> **Exercise**: Give the entries again exactly; drop the pictures.

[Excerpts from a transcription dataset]
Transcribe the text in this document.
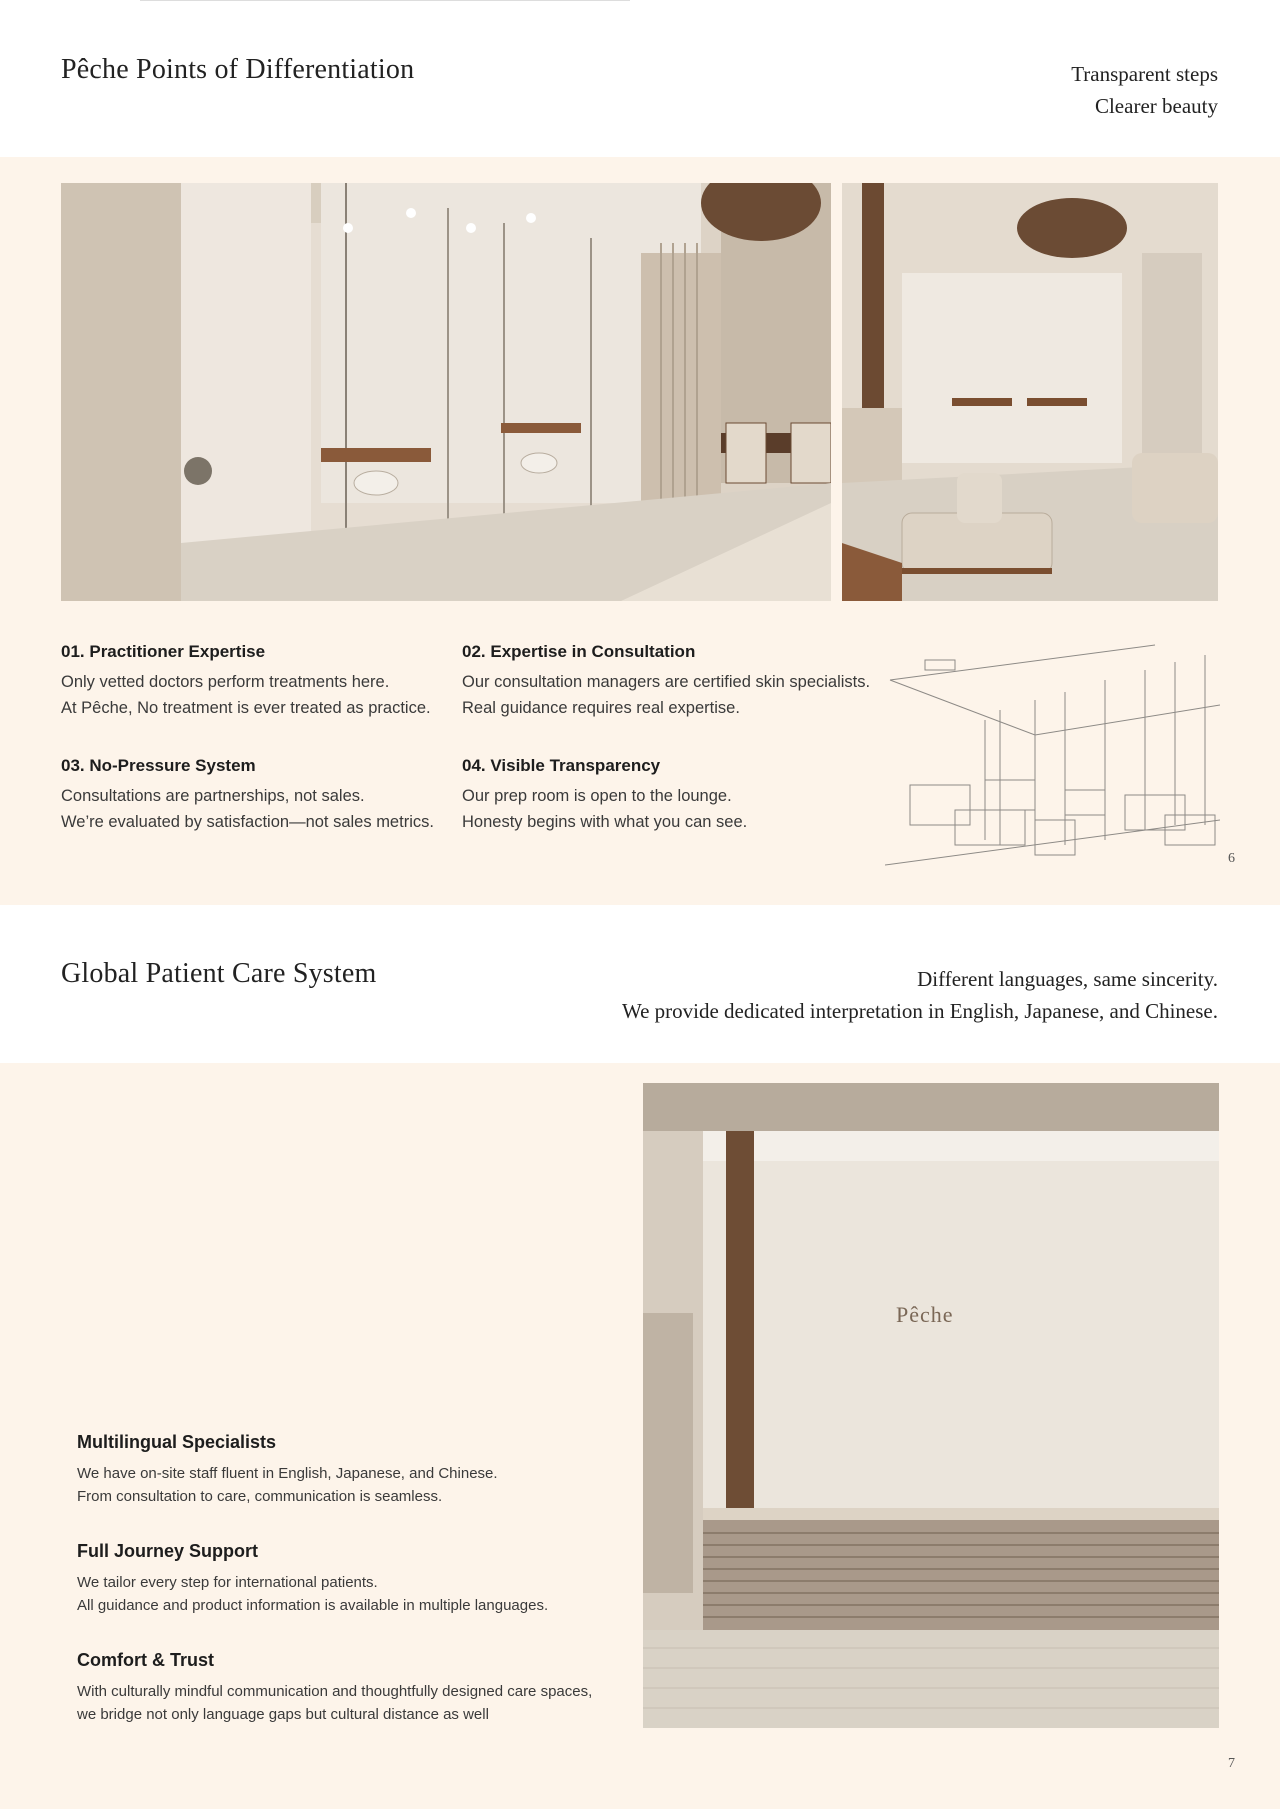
Pêche Points of Differentiation	Transparent steps
Clearer beauty
01. Practitioner Expertise
Only vetted doctors perform treatments here.
At Pêche, No treatment is ever treated as practice.
02. Expertise in Consultation
Our consultation managers are certified skin specialists.
Real guidance requires real expertise.
03. No-Pressure System
Consultations are partnerships, not sales.
We’re evaluated by satisfaction—not sales metrics.
04. Visible Transparency
Our prep room is open to the lounge.
Honesty begins with what you can see.
6
Global Patient Care System	Different languages, same sincerity.
We provide dedicated interpretation in English, Japanese, and Chinese.
Multilingual Specialists
We have on-site staff fluent in English, Japanese, and Chinese.
From consultation to care, communication is seamless.
Full Journey Support
We tailor every step for international patients.
All guidance and product information is available in multiple languages.
Comfort & Trust
With culturally mindful communication and thoughtfully designed care spaces,
we bridge not only language gaps but cultural distance as well
Pêche
7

> **Output of the exercise**:
Transcribe the text in this document.
Pêche Points of Differentiation	Transparent steps
Clearer beauty
01. Practitioner Expertise
Only vetted doctors perform treatments here.
At Pêche, No treatment is ever treated as practice.
02. Expertise in Consultation
Our consultation managers are certified skin specialists.
Real guidance requires real expertise.
03. No-Pressure System
Consultations are partnerships, not sales.
We’re evaluated by satisfaction—not sales metrics.
04. Visible Transparency
Our prep room is open to the lounge.
Honesty begins with what you can see.
6
Global Patient Care System	Different languages, same sincerity.
We provide dedicated interpretation in English, Japanese, and Chinese.
Multilingual Specialists
We have on-site staff fluent in English, Japanese, and Chinese.
From consultation to care, communication is seamless.
Full Journey Support
We tailor every step for international patients.
All guidance and product information is available in multiple languages.
Comfort & Trust
With culturally mindful communication and thoughtfully designed care spaces,
we bridge not only language gaps but cultural distance as well
Pêche
7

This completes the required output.